Written instruction =
Among the lines below, list those containing the string "JSON".

Stored rows =
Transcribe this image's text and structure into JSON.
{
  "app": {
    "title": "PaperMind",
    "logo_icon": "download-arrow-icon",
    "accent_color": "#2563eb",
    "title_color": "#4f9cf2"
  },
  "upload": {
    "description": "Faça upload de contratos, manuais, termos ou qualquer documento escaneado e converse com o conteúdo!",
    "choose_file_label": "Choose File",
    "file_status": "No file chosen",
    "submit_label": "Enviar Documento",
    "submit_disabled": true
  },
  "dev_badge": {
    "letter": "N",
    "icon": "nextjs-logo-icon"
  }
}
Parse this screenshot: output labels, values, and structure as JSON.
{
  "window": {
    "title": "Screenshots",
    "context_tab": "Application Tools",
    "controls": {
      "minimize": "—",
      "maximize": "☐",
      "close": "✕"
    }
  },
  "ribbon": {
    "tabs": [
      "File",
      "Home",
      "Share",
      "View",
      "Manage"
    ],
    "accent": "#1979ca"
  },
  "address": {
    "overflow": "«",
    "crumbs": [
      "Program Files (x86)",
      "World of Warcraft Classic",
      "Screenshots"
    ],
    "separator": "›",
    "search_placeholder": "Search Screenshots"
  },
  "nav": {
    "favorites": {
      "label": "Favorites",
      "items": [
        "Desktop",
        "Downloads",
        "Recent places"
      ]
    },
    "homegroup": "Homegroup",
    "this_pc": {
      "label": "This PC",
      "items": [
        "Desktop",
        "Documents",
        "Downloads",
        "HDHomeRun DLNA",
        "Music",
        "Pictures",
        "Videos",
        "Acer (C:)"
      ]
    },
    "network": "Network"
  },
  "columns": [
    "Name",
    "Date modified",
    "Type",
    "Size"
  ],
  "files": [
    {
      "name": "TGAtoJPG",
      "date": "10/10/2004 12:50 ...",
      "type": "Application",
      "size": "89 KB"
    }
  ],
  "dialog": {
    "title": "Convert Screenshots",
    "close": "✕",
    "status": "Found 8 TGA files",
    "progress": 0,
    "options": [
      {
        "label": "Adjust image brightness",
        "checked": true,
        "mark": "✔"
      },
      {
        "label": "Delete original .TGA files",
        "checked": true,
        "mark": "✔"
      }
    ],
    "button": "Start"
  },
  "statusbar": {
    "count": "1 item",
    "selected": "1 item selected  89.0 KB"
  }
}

Solution to the problem =
Transcribe this image's text and structure into JSON.
Parse this screenshot: output labels, values, and structure as JSON.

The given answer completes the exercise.